■ **Material supplied**
# # # #

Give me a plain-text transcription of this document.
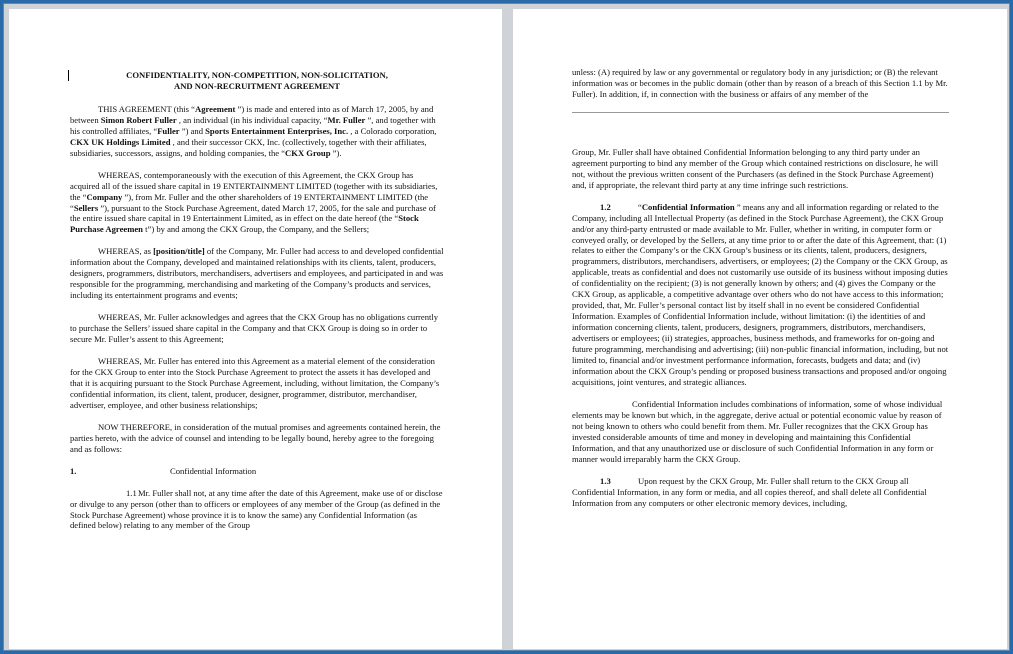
CONFIDENTIALITY, NON-COMPETITION, NON-SOLICITATION,
AND NON-RECRUITMENT AGREEMENT

THIS AGREEMENT (this “Agreement ”) is made and entered into as of March 17, 2005, by and between Simon Robert Fuller , an individual (in his individual capacity, “Mr. Fuller ”, and together with his controlled affiliates, “Fuller ”) and Sports Entertainment Enterprises, Inc. , a Colorado corporation, CKX UK Holdings Limited , and their successor CKX, Inc. (collectively, together with their affiliates, subsidiaries, successors, assigns, and holding companies, the “CKX Group ”).

WHEREAS, contemporaneously with the execution of this Agreement, the CKX Group has acquired all of the issued share capital in 19 ENTERTAINMENT LIMITED (together with its subsidiaries, the “Company ”), from Mr. Fuller and the other shareholders of 19 ENTERTAINMENT LIMITED (the “Sellers ”), pursuant to the Stock Purchase Agreement, dated March 17, 2005, for the sale and purchase of the entire issued share capital in 19 Entertainment Limited, as in effect on the date hereof (the “Stock Purchase Agreemen t”) by and among the CKX Group, the Company, and the Sellers;

WHEREAS, as [position/title] of the Company, Mr. Fuller had access to and developed confidential information about the Company, developed and maintained relationships with its clients, talent, producers, designers, programmers, distributors, merchandisers, advertisers and employees, and participated in and was responsible for the programming, merchandising and marketing of the Company’s products and services, including its entertainment programs and events;

WHEREAS, Mr. Fuller acknowledges and agrees that the CKX Group has no obligations currently to purchase the Sellers’ issued share capital in the Company and that CKX Group is doing so in order to secure Mr. Fuller’s assent to this Agreement;

WHEREAS, Mr. Fuller has entered into this Agreement as a material element of the consideration for the CKX Group to enter into the Stock Purchase Agreement to protect the assets it has developed and that it is acquiring pursuant to the Stock Purchase Agreement, including, without limitation, the Company’s confidential information, its client, talent, producer, designer, programmer, distributor, merchandiser, advertiser, employee, and other business relationships;

NOW THEREFORE, in consideration of the mutual promises and agreements contained herein, the parties hereto, with the advice of counsel and intending to be legally bound, hereby agree to the foregoing and as follows:

1.	Confidential Information

1.1Mr. Fuller shall not, at any time after the date of this Agreement, make use of or disclose or divulge to any person (other than to officers or employees of any member of the Group (as defined in the Stock Purchase Agreement) whose province it is to know the same) any Confidential Information (as defined below) relating to any member of the Group

unless: (A) required by law or any governmental or regulatory body in any jurisdiction; or (B) the relevant information was or becomes in the public domain (other than by reason of a breach of this Section 1.1 by Mr. Fuller). In addition, if, in connection with the business or affairs of any member of the

Group, Mr. Fuller shall have obtained Confidential Information belonging to any third party under an agreement purporting to bind any member of the Group which contained restrictions on disclosure, he will not, without the previous written consent of the Purchasers (as defined in the Stock Purchase Agreement) and, if appropriate, the relevant third party at any time infringe such restrictions.

1.2	“Confidential Information ” means any and all information regarding or related to the Company, including all Intellectual Property (as defined in the Stock Purchase Agreement), the CKX Group and/or any third-party entrusted or made available to Mr. Fuller, whether in writing, in computer form or conveyed orally, or developed by the Sellers, at any time prior to or after the date of this Agreement, that: (1) relates to either the Company’s or the CKX Group’s business or its clients, talent, producers, designers, programmers, distributors, merchandisers, advertisers, or employees; (2) the Company or the CKX Group, as applicable, treats as confidential and does not customarily use outside of its business without imposing duties of confidentiality on the recipient; (3) is not generally known by others; and (4) gives the Company or the CKX Group, as applicable, a competitive advantage over others who do not have access to this information; provided, that, Mr. Fuller’s personal contact list by itself shall in no event be considered Confidential Information. Examples of Confidential Information include, without limitation: (i) the identities of and information concerning clients, talent, producers, designers, programmers, distributors, merchandisers, advertisers or employees; (ii) strategies, approaches, business methods, and frameworks for on-going and future programming, merchandising and advertising; (iii) non-public financial information, including, but not limited to, financial and/or investment performance information, forecasts, budgets and data; and (iv) information about the CKX Group’s pending or proposed business transactions and proposed and/or ongoing acquisitions, joint ventures, and strategic alliances.

Confidential Information includes combinations of information, some of whose individual elements may be known but which, in the aggregate, derive actual or potential economic value by reason of not being known to others who could benefit from them. Mr. Fuller recognizes that the CKX Group has invested considerable amounts of time and money in developing and maintaining this Confidential Information, and that any unauthorized use or disclosure of such Confidential Information in any form or manner would irreparably harm the CKX Group.

1.3	Upon request by the CKX Group, Mr. Fuller shall return to the CKX Group all Confidential Information, in any form or media, and all copies thereof, and shall delete all Confidential Information from any computers or other electronic memory devices, including,
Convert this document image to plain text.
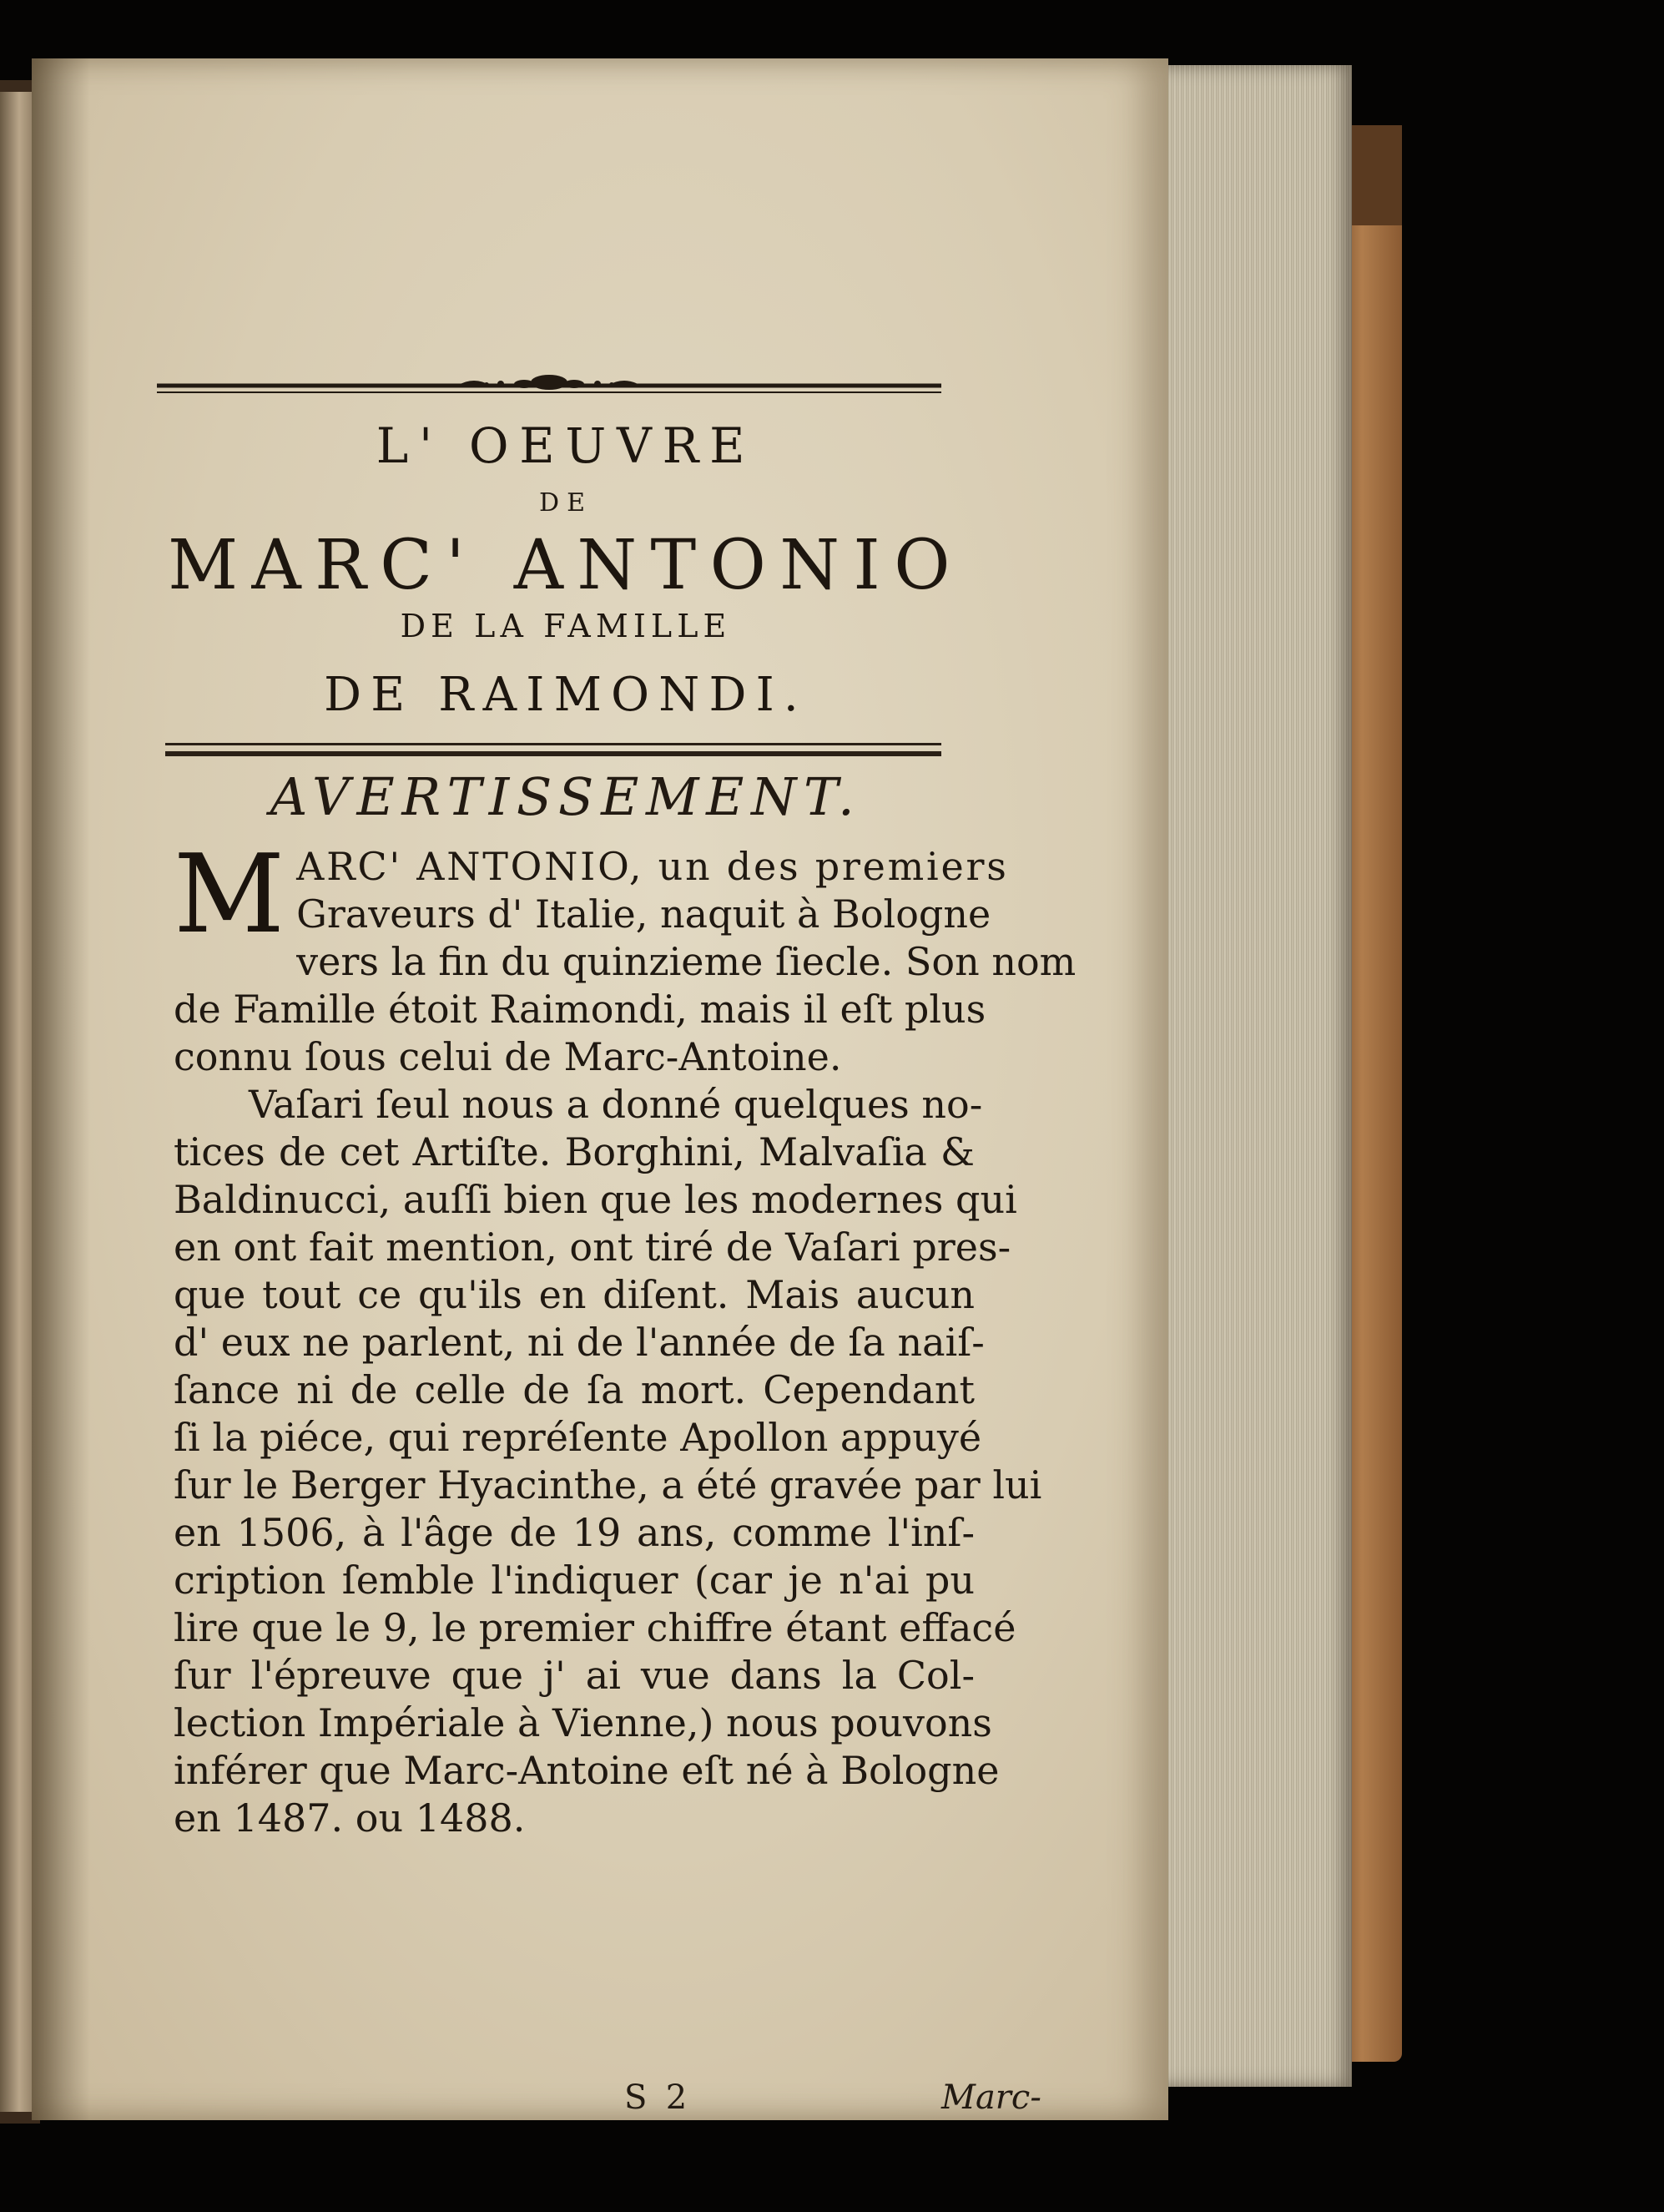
L' OEUVRE
DE
MARC' ANTONIO
DE LA FAMILLE
DE RAIMONDI.
AVERTISSEMENT.
M ARC' ANTONIO, un des premiers
Graveurs d' Italie, naquit à Bologne
vers la fin du quinzieme ſiecle. Son nom
de Famille étoit Raimondi, mais il eſt plus
connu ſous celui de Marc-Antoine.
Vaſari ſeul nous a donné quelques no-
tices de cet Artiſte. Borghini, Malvaſia &
Baldinucci, auſſi bien que les modernes qui
en ont fait mention, ont tiré de Vaſari pres-
que tout ce qu'ils en diſent. Mais aucun
d' eux ne parlent, ni de l'année de ſa naiſ-
ſance ni de celle de ſa mort. Cependant
ſi la piéce, qui repréſente Apollon appuyé
ſur le Berger Hyacinthe, a été gravée par lui
en 1506, à l'âge de 19 ans, comme l'inſ-
cription ſemble l'indiquer (car je n'ai pu
lire que le 9, le premier chiffre étant effacé
ſur l'épreuve que j' ai vue dans la Col-
lection Impériale à Vienne,) nous pouvons
inférer que Marc-Antoine eſt né à Bologne
en 1487. ou 1488.
S 2	Marc-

# # # #

Show all lines in the entries above where the string "Bologne" appears.

■ **Result for this exercise**
Graveurs d' Italie, naquit à Bologne
inférer que Marc-Antoine eſt né à Bologne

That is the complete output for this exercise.